* Instructions to follow *
How many lines in the records below contain the word "Extrapolation"? Give only the number.

Saved data entries
========================================

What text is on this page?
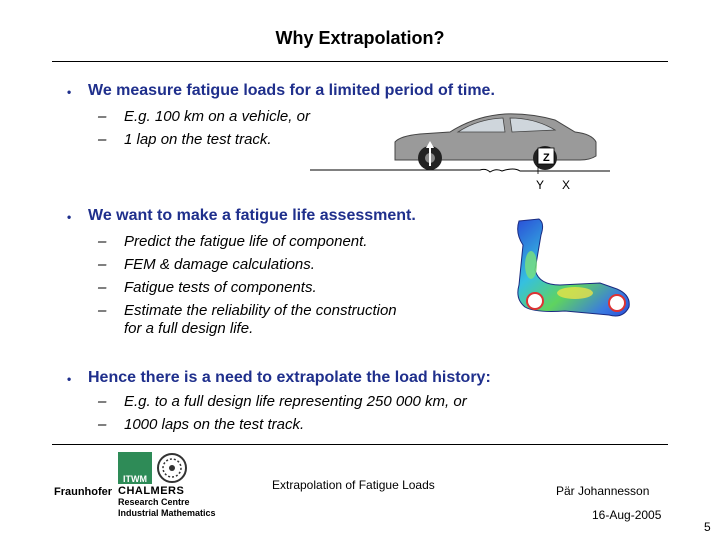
Why Extrapolation?
• We measure fatigue loads for a limited period of time.
– E.g. 100 km on a vehicle, or
– 1 lap on the test track.
Z
Y X
• We want to make a fatigue life assessment.
– Predict the fatigue life of component.
– FEM & damage calculations.
– Fatigue tests of components.
– Estimate the reliability of the construction
for a full design life.
• Hence there is a need to extrapolate the load history:
– E.g. to a full design life representing 250 000 km, or
– 1000 laps on the test track.
ITWM
Fraunhofer CHALMERS
Research Centre
Industrial Mathematics
Extrapolation of Fatigue Loads	Pär Johannesson
16-Aug-2005
5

========================================

* The reply *
2